▶ **Task details**:
Repeat the records below exactly, leaving out every picture.

▶ **Data supplied**:
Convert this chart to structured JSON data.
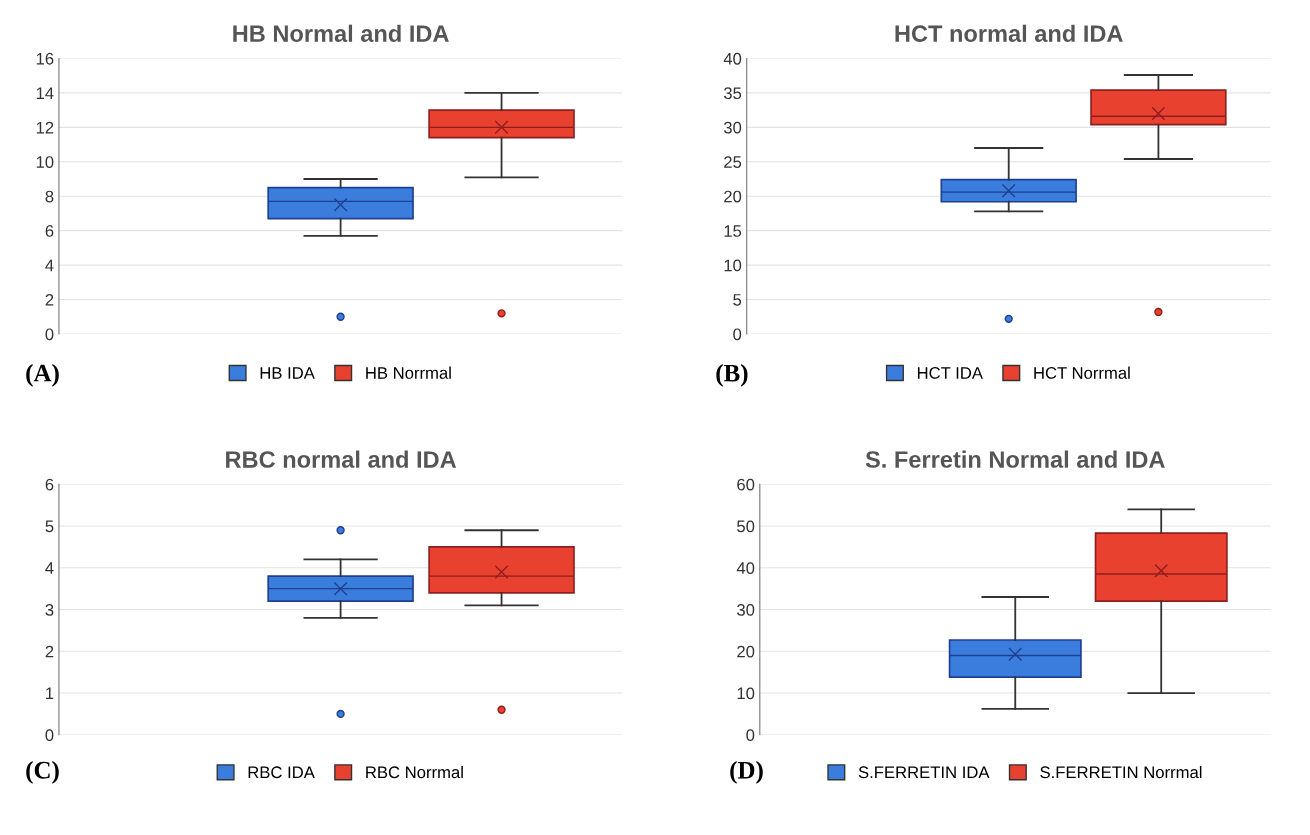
{
  "chart_data": [
    {
      "type": "box",
      "title": "HB Normal and IDA",
      "categories": [
        null
      ],
      "ylim": [
        0,
        16
      ],
      "yticks": [
        0,
        2,
        4,
        6,
        8,
        10,
        12,
        14,
        16
      ],
      "grid": "y",
      "legend": "bottom",
      "marker": "cross",
      "annotations": [
        "(A)"
      ],
      "series": [
        {
          "name": "HB IDA",
          "color": "#3b7ddd",
          "boxes": [
            {
              "low": 5.7,
              "q1": 6.7,
              "median": 7.7,
              "q3": 8.5,
              "high": 9.0,
              "mean": 7.5,
              "outliers": [
                1.0
              ]
            }
          ]
        },
        {
          "name": "HB Norrmal",
          "color": "#e8412f",
          "boxes": [
            {
              "low": 9.1,
              "q1": 11.4,
              "median": 12.0,
              "q3": 13.0,
              "high": 14.0,
              "mean": 12.0,
              "outliers": [
                1.2
              ]
            }
          ]
        }
      ]
    },
    {
      "type": "box",
      "title": "HCT normal and IDA",
      "categories": [
        null
      ],
      "ylim": [
        0,
        40
      ],
      "yticks": [
        0,
        5,
        10,
        15,
        20,
        25,
        30,
        35,
        40
      ],
      "grid": "y",
      "legend": "bottom",
      "marker": "cross",
      "annotations": [
        "(B)"
      ],
      "series": [
        {
          "name": "HCT IDA",
          "color": "#3b7ddd",
          "boxes": [
            {
              "low": 17.8,
              "q1": 19.2,
              "median": 20.6,
              "q3": 22.4,
              "high": 27.0,
              "mean": 20.8,
              "outliers": [
                2.2
              ]
            }
          ]
        },
        {
          "name": "HCT Norrmal",
          "color": "#e8412f",
          "boxes": [
            {
              "low": 25.4,
              "q1": 30.4,
              "median": 31.6,
              "q3": 35.4,
              "high": 37.6,
              "mean": 32.0,
              "outliers": [
                3.2
              ]
            }
          ]
        }
      ]
    },
    {
      "type": "box",
      "title": "RBC normal and IDA",
      "categories": [
        null
      ],
      "ylim": [
        0,
        6
      ],
      "yticks": [
        0,
        1,
        2,
        3,
        4,
        5,
        6
      ],
      "grid": "y",
      "legend": "bottom",
      "marker": "cross",
      "annotations": [
        "(C)"
      ],
      "series": [
        {
          "name": "RBC IDA",
          "color": "#3b7ddd",
          "boxes": [
            {
              "low": 2.8,
              "q1": 3.2,
              "median": 3.5,
              "q3": 3.8,
              "high": 4.2,
              "mean": 3.5,
              "outliers": [
                0.5,
                4.9
              ]
            }
          ]
        },
        {
          "name": "RBC Norrmal",
          "color": "#e8412f",
          "boxes": [
            {
              "low": 3.1,
              "q1": 3.4,
              "median": 3.8,
              "q3": 4.5,
              "high": 4.9,
              "mean": 3.9,
              "outliers": [
                0.6
              ]
            }
          ]
        }
      ]
    },
    {
      "type": "box",
      "title": "S. Ferretin Normal and IDA",
      "categories": [
        null
      ],
      "ylim": [
        0,
        60
      ],
      "yticks": [
        0,
        10,
        20,
        30,
        40,
        50,
        60
      ],
      "grid": "y",
      "legend": "bottom",
      "marker": "cross",
      "annotations": [
        "(D)"
      ],
      "series": [
        {
          "name": "S.FERRETIN IDA",
          "color": "#3b7ddd",
          "boxes": [
            {
              "low": 6.2,
              "q1": 13.8,
              "median": 19.0,
              "q3": 22.7,
              "high": 33.0,
              "mean": 19.3
            }
          ]
        },
        {
          "name": "S.FERRETIN Norrmal",
          "color": "#e8412f",
          "boxes": [
            {
              "low": 10,
              "q1": 32,
              "median": 38.5,
              "q3": 48.3,
              "high": 54,
              "mean": 39.3
            }
          ]
        }
      ]
    }
  ]
}
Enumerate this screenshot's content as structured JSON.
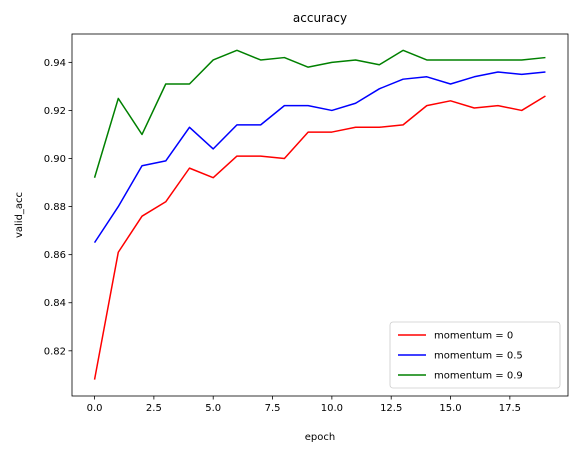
{
  "chart_data": {
    "type": "line",
    "title": "accuracy",
    "xlabel": "epoch",
    "ylabel": "valid_acc",
    "xlim": [
      -0.95,
      19.95
    ],
    "ylim": [
      0.8012,
      0.9518
    ],
    "xticks": [
      0.0,
      2.5,
      5.0,
      7.5,
      10.0,
      12.5,
      15.0,
      17.5
    ],
    "xtick_labels": [
      "0.0",
      "2.5",
      "5.0",
      "7.5",
      "10.0",
      "12.5",
      "15.0",
      "17.5"
    ],
    "yticks": [
      0.82,
      0.84,
      0.86,
      0.88,
      0.9,
      0.92,
      0.94
    ],
    "ytick_labels": [
      "0.82",
      "0.84",
      "0.86",
      "0.88",
      "0.90",
      "0.92",
      "0.94"
    ],
    "grid": false,
    "legend_position": "lower-right",
    "x": [
      0,
      1,
      2,
      3,
      4,
      5,
      6,
      7,
      8,
      9,
      10,
      11,
      12,
      13,
      14,
      15,
      16,
      17,
      18,
      19
    ],
    "series": [
      {
        "name": "momentum = 0",
        "color": "#ff0000",
        "values": [
          0.808,
          0.861,
          0.876,
          0.882,
          0.896,
          0.892,
          0.901,
          0.901,
          0.9,
          0.911,
          0.911,
          0.913,
          0.913,
          0.914,
          0.922,
          0.924,
          0.921,
          0.922,
          0.92,
          0.926
        ]
      },
      {
        "name": "momentum = 0.5",
        "color": "#0000ff",
        "values": [
          0.865,
          0.88,
          0.897,
          0.899,
          0.913,
          0.904,
          0.914,
          0.914,
          0.922,
          0.922,
          0.92,
          0.923,
          0.929,
          0.933,
          0.934,
          0.931,
          0.934,
          0.936,
          0.935,
          0.936
        ]
      },
      {
        "name": "momentum = 0.9",
        "color": "#008000",
        "values": [
          0.892,
          0.925,
          0.91,
          0.931,
          0.931,
          0.941,
          0.945,
          0.941,
          0.942,
          0.938,
          0.94,
          0.941,
          0.939,
          0.945,
          0.941,
          0.941,
          0.941,
          0.941,
          0.941,
          0.942
        ]
      }
    ]
  }
}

▶ **Output for this exercise**:
Convert this chart to structured JSON data.
{
  "chart_data": [
    {
      "type": "box",
      "title": "HB Normal and IDA",
      "categories": [
        null
      ],
      "ylim": [
        0,
        16
      ],
      "yticks": [
        0,
        2,
        4,
        6,
        8,
        10,
        12,
        14,
        16
      ],
      "grid": "y",
      "legend": "bottom",
      "marker": "cross",
      "annotations": [
        "(A)"
      ],
      "series": [
        {
          "name": "HB IDA",
          "color": "#3b7ddd",
          "boxes": [
            {
              "low": 5.7,
              "q1": 6.7,
              "median": 7.7,
              "q3": 8.5,
              "high": 9.0,
              "mean": 7.5,
              "outliers": [
                1.0
              ]
            }
          ]
        },
        {
          "name": "HB Norrmal",
          "color": "#e8412f",
          "boxes": [
            {
              "low": 9.1,
              "q1": 11.4,
              "median": 12.0,
              "q3": 13.0,
              "high": 14.0,
              "mean": 12.0,
              "outliers": [
                1.2
              ]
            }
          ]
        }
      ]
    },
    {
      "type": "box",
      "title": "HCT normal and IDA",
      "categories": [
        null
      ],
      "ylim": [
        0,
        40
      ],
      "yticks": [
        0,
        5,
        10,
        15,
        20,
        25,
        30,
        35,
        40
      ],
      "grid": "y",
      "legend": "bottom",
      "marker": "cross",
      "annotations": [
        "(B)"
      ],
      "series": [
        {
          "name": "HCT IDA",
          "color": "#3b7ddd",
          "boxes": [
            {
              "low": 17.8,
              "q1": 19.2,
              "median": 20.6,
              "q3": 22.4,
              "high": 27.0,
              "mean": 20.8,
              "outliers": [
                2.2
              ]
            }
          ]
        },
        {
          "name": "HCT Norrmal",
          "color": "#e8412f",
          "boxes": [
            {
              "low": 25.4,
              "q1": 30.4,
              "median": 31.6,
              "q3": 35.4,
              "high": 37.6,
              "mean": 32.0,
              "outliers": [
                3.2
              ]
            }
          ]
        }
      ]
    },
    {
      "type": "box",
      "title": "RBC normal and IDA",
      "categories": [
        null
      ],
      "ylim": [
        0,
        6
      ],
      "yticks": [
        0,
        1,
        2,
        3,
        4,
        5,
        6
      ],
      "grid": "y",
      "legend": "bottom",
      "marker": "cross",
      "annotations": [
        "(C)"
      ],
      "series": [
        {
          "name": "RBC IDA",
          "color": "#3b7ddd",
          "boxes": [
            {
              "low": 2.8,
              "q1": 3.2,
              "median": 3.5,
              "q3": 3.8,
              "high": 4.2,
              "mean": 3.5,
              "outliers": [
                0.5,
                4.9
              ]
            }
          ]
        },
        {
          "name": "RBC Norrmal",
          "color": "#e8412f",
          "boxes": [
            {
              "low": 3.1,
              "q1": 3.4,
              "median": 3.8,
              "q3": 4.5,
              "high": 4.9,
              "mean": 3.9,
              "outliers": [
                0.6
              ]
            }
          ]
        }
      ]
    },
    {
      "type": "box",
      "title": "S. Ferretin Normal and IDA",
      "categories": [
        null
      ],
      "ylim": [
        0,
        60
      ],
      "yticks": [
        0,
        10,
        20,
        30,
        40,
        50,
        60
      ],
      "grid": "y",
      "legend": "bottom",
      "marker": "cross",
      "annotations": [
        "(D)"
      ],
      "series": [
        {
          "name": "S.FERRETIN IDA",
          "color": "#3b7ddd",
          "boxes": [
            {
              "low": 6.2,
              "q1": 13.8,
              "median": 19.0,
              "q3": 22.7,
              "high": 33.0,
              "mean": 19.3
            }
          ]
        },
        {
          "name": "S.FERRETIN Norrmal",
          "color": "#e8412f",
          "boxes": [
            {
              "low": 10,
              "q1": 32,
              "median": 38.5,
              "q3": 48.3,
              "high": 54,
              "mean": 39.3
            }
          ]
        }
      ]
    }
  ]
}
Enumerate this screenshot's content as structured JSON.
{
  "chart_data": {
    "type": "line",
    "title": "accuracy",
    "xlabel": "epoch",
    "ylabel": "valid_acc",
    "xlim": [
      -0.95,
      19.95
    ],
    "ylim": [
      0.8012,
      0.9518
    ],
    "xticks": [
      0.0,
      2.5,
      5.0,
      7.5,
      10.0,
      12.5,
      15.0,
      17.5
    ],
    "xtick_labels": [
      "0.0",
      "2.5",
      "5.0",
      "7.5",
      "10.0",
      "12.5",
      "15.0",
      "17.5"
    ],
    "yticks": [
      0.82,
      0.84,
      0.86,
      0.88,
      0.9,
      0.92,
      0.94
    ],
    "ytick_labels": [
      "0.82",
      "0.84",
      "0.86",
      "0.88",
      "0.90",
      "0.92",
      "0.94"
    ],
    "grid": false,
    "legend_position": "lower-right",
    "x": [
      0,
      1,
      2,
      3,
      4,
      5,
      6,
      7,
      8,
      9,
      10,
      11,
      12,
      13,
      14,
      15,
      16,
      17,
      18,
      19
    ],
    "series": [
      {
        "name": "momentum = 0",
        "color": "#ff0000",
        "values": [
          0.808,
          0.861,
          0.876,
          0.882,
          0.896,
          0.892,
          0.901,
          0.901,
          0.9,
          0.911,
          0.911,
          0.913,
          0.913,
          0.914,
          0.922,
          0.924,
          0.921,
          0.922,
          0.92,
          0.926
        ]
      },
      {
        "name": "momentum = 0.5",
        "color": "#0000ff",
        "values": [
          0.865,
          0.88,
          0.897,
          0.899,
          0.913,
          0.904,
          0.914,
          0.914,
          0.922,
          0.922,
          0.92,
          0.923,
          0.929,
          0.933,
          0.934,
          0.931,
          0.934,
          0.936,
          0.935,
          0.936
        ]
      },
      {
        "name": "momentum = 0.9",
        "color": "#008000",
        "values": [
          0.892,
          0.925,
          0.91,
          0.931,
          0.931,
          0.941,
          0.945,
          0.941,
          0.942,
          0.938,
          0.94,
          0.941,
          0.939,
          0.945,
          0.941,
          0.941,
          0.941,
          0.941,
          0.941,
          0.942
        ]
      }
    ]
  }
}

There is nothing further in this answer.